GIVEN PROBLEM: Output all the material that follows, exactly as given.

SUPPLIED DATA:
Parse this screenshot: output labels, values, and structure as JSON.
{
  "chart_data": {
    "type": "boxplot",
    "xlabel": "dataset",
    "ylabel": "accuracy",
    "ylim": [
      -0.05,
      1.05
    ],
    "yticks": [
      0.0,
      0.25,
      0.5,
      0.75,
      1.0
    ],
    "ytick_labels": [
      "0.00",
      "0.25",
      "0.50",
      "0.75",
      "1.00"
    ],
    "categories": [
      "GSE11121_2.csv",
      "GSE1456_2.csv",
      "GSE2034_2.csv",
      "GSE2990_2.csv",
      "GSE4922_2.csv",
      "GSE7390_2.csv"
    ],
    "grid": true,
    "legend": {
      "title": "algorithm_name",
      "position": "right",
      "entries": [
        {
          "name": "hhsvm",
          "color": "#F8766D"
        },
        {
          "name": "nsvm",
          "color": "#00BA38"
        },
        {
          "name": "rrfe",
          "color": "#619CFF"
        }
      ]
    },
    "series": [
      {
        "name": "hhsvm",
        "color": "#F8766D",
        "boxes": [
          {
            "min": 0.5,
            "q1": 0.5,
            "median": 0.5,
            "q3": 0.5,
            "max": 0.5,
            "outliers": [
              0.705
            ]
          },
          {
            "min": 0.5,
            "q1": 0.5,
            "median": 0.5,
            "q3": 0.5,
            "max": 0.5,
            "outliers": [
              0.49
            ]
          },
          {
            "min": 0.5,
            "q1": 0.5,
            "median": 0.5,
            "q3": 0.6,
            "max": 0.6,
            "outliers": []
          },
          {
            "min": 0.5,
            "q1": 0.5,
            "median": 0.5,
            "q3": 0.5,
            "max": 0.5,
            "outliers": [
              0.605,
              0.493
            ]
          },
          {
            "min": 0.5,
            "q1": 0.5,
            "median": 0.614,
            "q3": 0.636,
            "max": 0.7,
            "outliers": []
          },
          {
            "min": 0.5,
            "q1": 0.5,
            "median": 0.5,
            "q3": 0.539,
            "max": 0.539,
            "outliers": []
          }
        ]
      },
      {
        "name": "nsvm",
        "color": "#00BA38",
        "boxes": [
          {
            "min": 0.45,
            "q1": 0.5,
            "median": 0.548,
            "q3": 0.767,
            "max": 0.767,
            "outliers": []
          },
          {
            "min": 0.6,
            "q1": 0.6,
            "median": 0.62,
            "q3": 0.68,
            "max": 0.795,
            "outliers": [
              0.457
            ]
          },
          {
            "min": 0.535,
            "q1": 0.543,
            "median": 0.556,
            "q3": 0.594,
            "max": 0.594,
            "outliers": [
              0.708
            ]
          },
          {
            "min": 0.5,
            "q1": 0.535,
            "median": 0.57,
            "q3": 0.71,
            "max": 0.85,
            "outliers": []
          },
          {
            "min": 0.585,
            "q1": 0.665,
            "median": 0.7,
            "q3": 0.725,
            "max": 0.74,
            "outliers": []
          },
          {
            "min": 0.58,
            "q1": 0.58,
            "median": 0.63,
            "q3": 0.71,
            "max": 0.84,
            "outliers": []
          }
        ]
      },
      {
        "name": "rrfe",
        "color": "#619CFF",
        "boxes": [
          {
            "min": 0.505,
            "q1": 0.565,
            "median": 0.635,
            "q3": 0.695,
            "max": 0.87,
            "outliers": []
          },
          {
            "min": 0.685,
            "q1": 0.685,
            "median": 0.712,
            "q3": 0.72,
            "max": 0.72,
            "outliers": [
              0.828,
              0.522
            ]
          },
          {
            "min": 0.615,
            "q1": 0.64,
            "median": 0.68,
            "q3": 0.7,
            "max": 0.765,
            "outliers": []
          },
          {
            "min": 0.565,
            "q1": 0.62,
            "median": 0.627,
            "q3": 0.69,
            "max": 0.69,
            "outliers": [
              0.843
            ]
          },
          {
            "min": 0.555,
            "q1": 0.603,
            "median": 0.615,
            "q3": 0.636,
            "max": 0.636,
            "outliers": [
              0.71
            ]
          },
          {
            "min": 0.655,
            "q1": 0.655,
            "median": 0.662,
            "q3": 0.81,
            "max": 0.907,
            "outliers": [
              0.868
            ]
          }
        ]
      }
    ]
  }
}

FULL OUTPUT:
Parse this screenshot: output labels, values, and structure as JSON.
{
  "chart_data": {
    "type": "boxplot",
    "xlabel": "dataset",
    "ylabel": "accuracy",
    "ylim": [
      -0.05,
      1.05
    ],
    "yticks": [
      0.0,
      0.25,
      0.5,
      0.75,
      1.0
    ],
    "ytick_labels": [
      "0.00",
      "0.25",
      "0.50",
      "0.75",
      "1.00"
    ],
    "categories": [
      "GSE11121_2.csv",
      "GSE1456_2.csv",
      "GSE2034_2.csv",
      "GSE2990_2.csv",
      "GSE4922_2.csv",
      "GSE7390_2.csv"
    ],
    "grid": true,
    "legend": {
      "title": "algorithm_name",
      "position": "right",
      "entries": [
        {
          "name": "hhsvm",
          "color": "#F8766D"
        },
        {
          "name": "nsvm",
          "color": "#00BA38"
        },
        {
          "name": "rrfe",
          "color": "#619CFF"
        }
      ]
    },
    "series": [
      {
        "name": "hhsvm",
        "color": "#F8766D",
        "boxes": [
          {
            "min": 0.5,
            "q1": 0.5,
            "median": 0.5,
            "q3": 0.5,
            "max": 0.5,
            "outliers": [
              0.705
            ]
          },
          {
            "min": 0.5,
            "q1": 0.5,
            "median": 0.5,
            "q3": 0.5,
            "max": 0.5,
            "outliers": [
              0.49
            ]
          },
          {
            "min": 0.5,
            "q1": 0.5,
            "median": 0.5,
            "q3": 0.6,
            "max": 0.6,
            "outliers": []
          },
          {
            "min": 0.5,
            "q1": 0.5,
            "median": 0.5,
            "q3": 0.5,
            "max": 0.5,
            "outliers": [
              0.605,
              0.493
            ]
          },
          {
            "min": 0.5,
            "q1": 0.5,
            "median": 0.614,
            "q3": 0.636,
            "max": 0.7,
            "outliers": []
          },
          {
            "min": 0.5,
            "q1": 0.5,
            "median": 0.5,
            "q3": 0.539,
            "max": 0.539,
            "outliers": []
          }
        ]
      },
      {
        "name": "nsvm",
        "color": "#00BA38",
        "boxes": [
          {
            "min": 0.45,
            "q1": 0.5,
            "median": 0.548,
            "q3": 0.767,
            "max": 0.767,
            "outliers": []
          },
          {
            "min": 0.6,
            "q1": 0.6,
            "median": 0.62,
            "q3": 0.68,
            "max": 0.795,
            "outliers": [
              0.457
            ]
          },
          {
            "min": 0.535,
            "q1": 0.543,
            "median": 0.556,
            "q3": 0.594,
            "max": 0.594,
            "outliers": [
              0.708
            ]
          },
          {
            "min": 0.5,
            "q1": 0.535,
            "median": 0.57,
            "q3": 0.71,
            "max": 0.85,
            "outliers": []
          },
          {
            "min": 0.585,
            "q1": 0.665,
            "median": 0.7,
            "q3": 0.725,
            "max": 0.74,
            "outliers": []
          },
          {
            "min": 0.58,
            "q1": 0.58,
            "median": 0.63,
            "q3": 0.71,
            "max": 0.84,
            "outliers": []
          }
        ]
      },
      {
        "name": "rrfe",
        "color": "#619CFF",
        "boxes": [
          {
            "min": 0.505,
            "q1": 0.565,
            "median": 0.635,
            "q3": 0.695,
            "max": 0.87,
            "outliers": []
          },
          {
            "min": 0.685,
            "q1": 0.685,
            "median": 0.712,
            "q3": 0.72,
            "max": 0.72,
            "outliers": [
              0.828,
              0.522
            ]
          },
          {
            "min": 0.615,
            "q1": 0.64,
            "median": 0.68,
            "q3": 0.7,
            "max": 0.765,
            "outliers": []
          },
          {
            "min": 0.565,
            "q1": 0.62,
            "median": 0.627,
            "q3": 0.69,
            "max": 0.69,
            "outliers": [
              0.843
            ]
          },
          {
            "min": 0.555,
            "q1": 0.603,
            "median": 0.615,
            "q3": 0.636,
            "max": 0.636,
            "outliers": [
              0.71
            ]
          },
          {
            "min": 0.655,
            "q1": 0.655,
            "median": 0.662,
            "q3": 0.81,
            "max": 0.907,
            "outliers": [
              0.868
            ]
          }
        ]
      }
    ]
  }
}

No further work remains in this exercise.